*Instructions*.
1. According to the passage on accessibility questionnaires, which scale heavily influences closed questions?
2. Extend the passage on accessibility questionnaires with a paragraph that picks up after its final sentence.

─── Excerpted passage ───

The questionnaire itself can consist of closed questions, open questions or a combination of the two. Closed questions typically pose a question and provide a predetermined limited set of responses which are accompanied by a numerical scale. Closed questions are heavily influenced by the commonly used System Usability Scale (SUS) used in usability testing. As an example, a question could be posed as ‘I was able to complete the form without any difficulties’, with the following predetermined responses: (1) Strongly Disagree, (2) Disagree, (3) Neither agree nor disagree, (4) Agree and (5) Strongly Agree. In this case, a score of five would indicate the form is accessible, while a score of one would indicate it is not. While such a question would gain an insight into the overall accessibility of a form, it would not provide detail around any accessibility barriers or features that prevented—or supported—form completion. If this detail was required, it would be necessary to complement it with an open question.

─── Dataset rows ───

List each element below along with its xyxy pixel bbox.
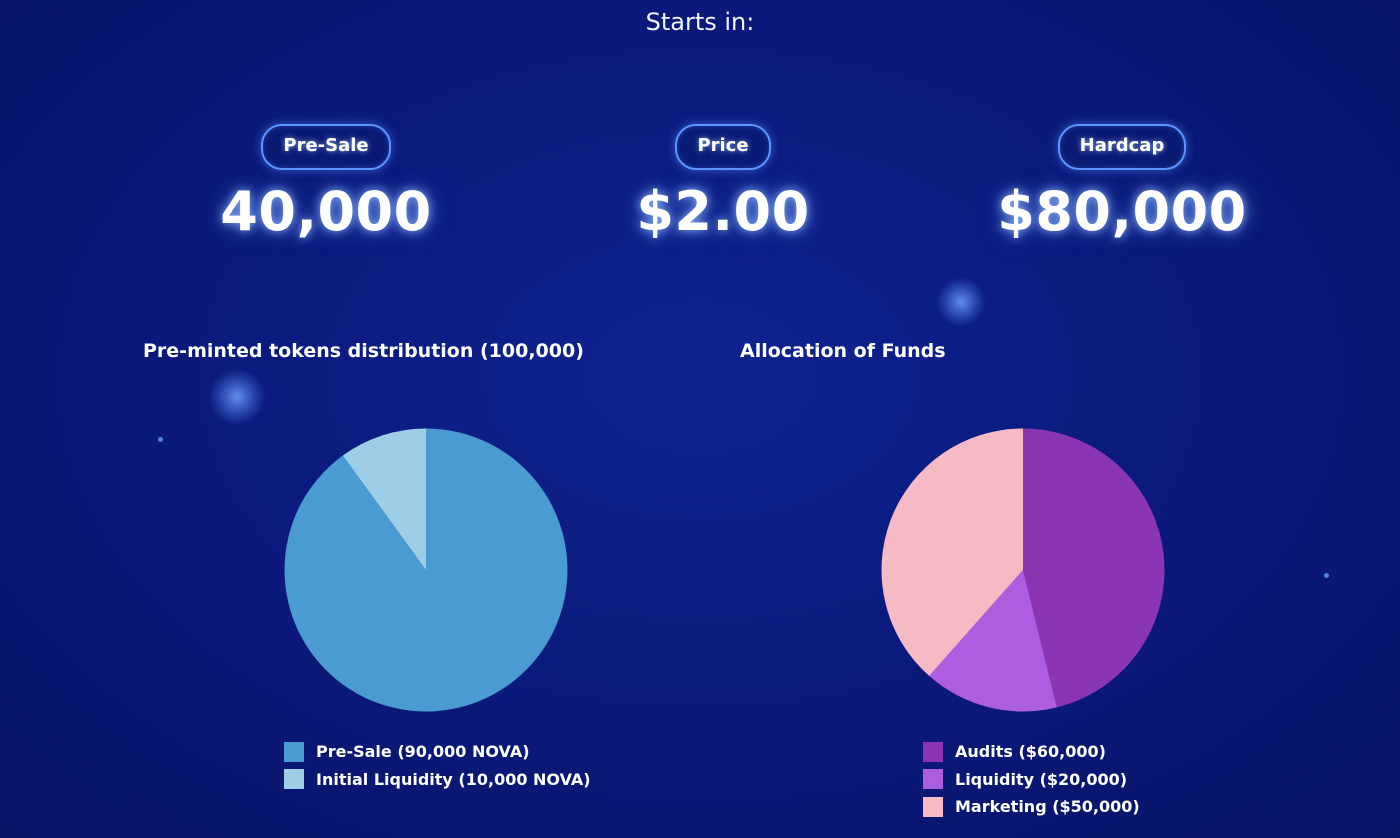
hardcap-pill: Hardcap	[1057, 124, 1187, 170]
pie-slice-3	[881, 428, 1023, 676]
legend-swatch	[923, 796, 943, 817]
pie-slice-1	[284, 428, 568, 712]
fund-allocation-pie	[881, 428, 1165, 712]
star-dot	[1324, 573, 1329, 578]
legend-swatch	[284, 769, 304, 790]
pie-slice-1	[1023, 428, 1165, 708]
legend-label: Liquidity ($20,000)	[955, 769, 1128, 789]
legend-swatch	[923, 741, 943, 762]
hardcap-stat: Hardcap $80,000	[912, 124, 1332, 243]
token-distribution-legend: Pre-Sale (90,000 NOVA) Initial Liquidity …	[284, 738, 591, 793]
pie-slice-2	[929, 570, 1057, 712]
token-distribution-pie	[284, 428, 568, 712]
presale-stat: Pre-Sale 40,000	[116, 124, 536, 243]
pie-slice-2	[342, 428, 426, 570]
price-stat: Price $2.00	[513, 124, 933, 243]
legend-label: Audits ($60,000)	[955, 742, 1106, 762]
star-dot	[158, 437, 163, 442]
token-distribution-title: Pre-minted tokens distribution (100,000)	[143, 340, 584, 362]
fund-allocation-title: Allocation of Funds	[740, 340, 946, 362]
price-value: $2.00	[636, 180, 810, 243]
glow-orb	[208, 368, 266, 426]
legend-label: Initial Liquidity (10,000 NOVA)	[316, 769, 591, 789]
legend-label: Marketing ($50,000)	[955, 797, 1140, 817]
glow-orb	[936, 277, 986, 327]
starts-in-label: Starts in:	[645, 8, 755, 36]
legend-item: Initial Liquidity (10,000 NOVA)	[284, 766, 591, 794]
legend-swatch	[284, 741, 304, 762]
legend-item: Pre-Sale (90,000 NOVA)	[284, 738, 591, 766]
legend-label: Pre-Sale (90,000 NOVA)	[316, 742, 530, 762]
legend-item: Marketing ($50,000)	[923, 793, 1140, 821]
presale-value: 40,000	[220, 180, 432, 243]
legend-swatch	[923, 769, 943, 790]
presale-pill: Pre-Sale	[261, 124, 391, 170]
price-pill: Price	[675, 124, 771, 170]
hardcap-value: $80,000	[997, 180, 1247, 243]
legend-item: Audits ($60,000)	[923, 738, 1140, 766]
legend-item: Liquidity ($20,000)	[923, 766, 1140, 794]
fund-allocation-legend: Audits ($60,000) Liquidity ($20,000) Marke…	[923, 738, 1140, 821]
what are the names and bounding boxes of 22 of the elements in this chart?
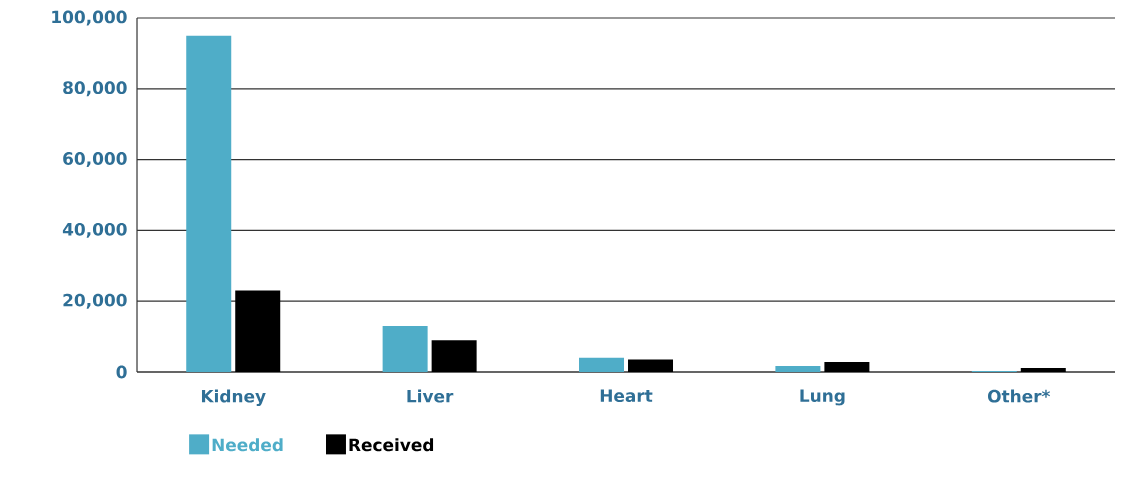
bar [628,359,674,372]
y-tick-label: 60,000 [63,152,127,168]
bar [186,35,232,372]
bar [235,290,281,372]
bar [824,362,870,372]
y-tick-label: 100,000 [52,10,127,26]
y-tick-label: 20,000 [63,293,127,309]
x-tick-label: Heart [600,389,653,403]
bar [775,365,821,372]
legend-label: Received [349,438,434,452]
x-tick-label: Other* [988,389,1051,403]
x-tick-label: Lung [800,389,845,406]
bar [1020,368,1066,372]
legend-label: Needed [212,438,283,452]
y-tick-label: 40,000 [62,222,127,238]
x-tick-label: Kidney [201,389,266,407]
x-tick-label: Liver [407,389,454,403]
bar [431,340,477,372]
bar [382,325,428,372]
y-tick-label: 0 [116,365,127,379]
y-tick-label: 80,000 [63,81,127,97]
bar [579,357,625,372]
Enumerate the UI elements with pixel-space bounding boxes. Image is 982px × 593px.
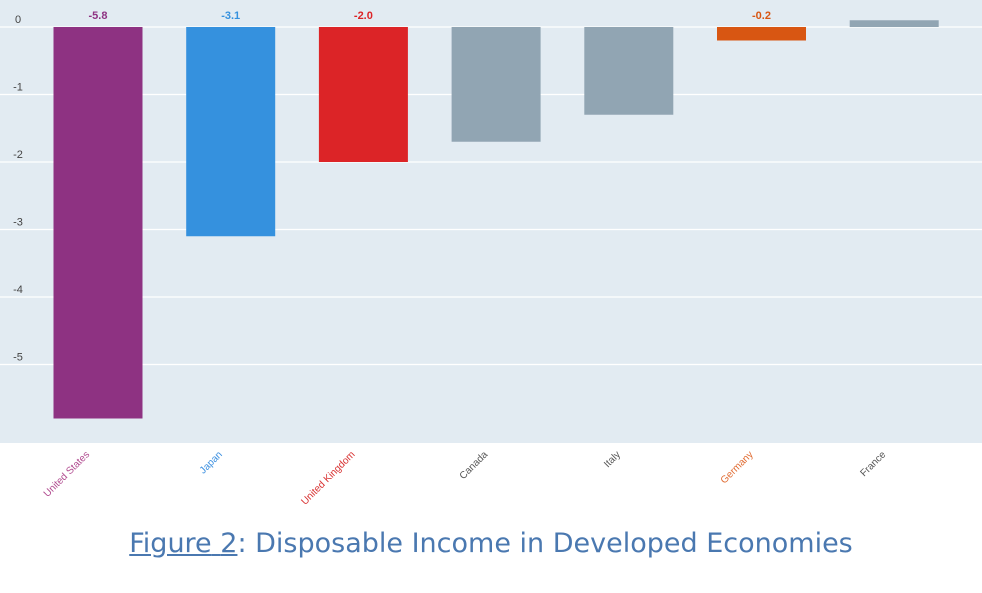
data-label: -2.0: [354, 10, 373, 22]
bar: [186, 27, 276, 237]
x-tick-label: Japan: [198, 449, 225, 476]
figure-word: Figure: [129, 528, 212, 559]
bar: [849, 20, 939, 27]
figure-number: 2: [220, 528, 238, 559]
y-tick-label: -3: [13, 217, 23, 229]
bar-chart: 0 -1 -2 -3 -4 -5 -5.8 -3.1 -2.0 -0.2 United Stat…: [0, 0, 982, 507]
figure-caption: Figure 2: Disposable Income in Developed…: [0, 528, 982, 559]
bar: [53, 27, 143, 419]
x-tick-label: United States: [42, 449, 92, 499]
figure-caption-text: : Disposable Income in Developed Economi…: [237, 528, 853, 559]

───

*Exercise responses*.
1. The System Usability Scale (SUS), which is commonly used in usability testing.

2.
Open questions are phrased to allow the respondent to answer in free text and provide more detail. The data can subsequently be coded to establish any patterns and trends. Again, using a form to provide context, an open question could be phrased as ‘Please describe your experience when using the form on the website?’. Such a wording avoids making assumptions about the user being able to complete the form and allows the user to express their opinions. For example, a screen reader user could respond that required form fields were not announced to them and this response provides specific insight into possible accessibility problems.

Questionnaires can be delivered electronically to a large sample of users or can be completed manually on paper in conjunction with observational or think aloud research sessions. The former is useful when starting research into the accessibility of a product as it can provide useful demographic information and influence the design of observational and think aloud research sessions. For example, responses to open-ended questions could provide insight into specific areas or components of the product that require further investigation and testing. If large-scale questionnaires are used, then an incentive for participation should be offered. If used in conjunction with other research methods, they can provide a written record of responses directly from the user and provide information that can be used for benchmarking the accessibility of a product if further research is conducted.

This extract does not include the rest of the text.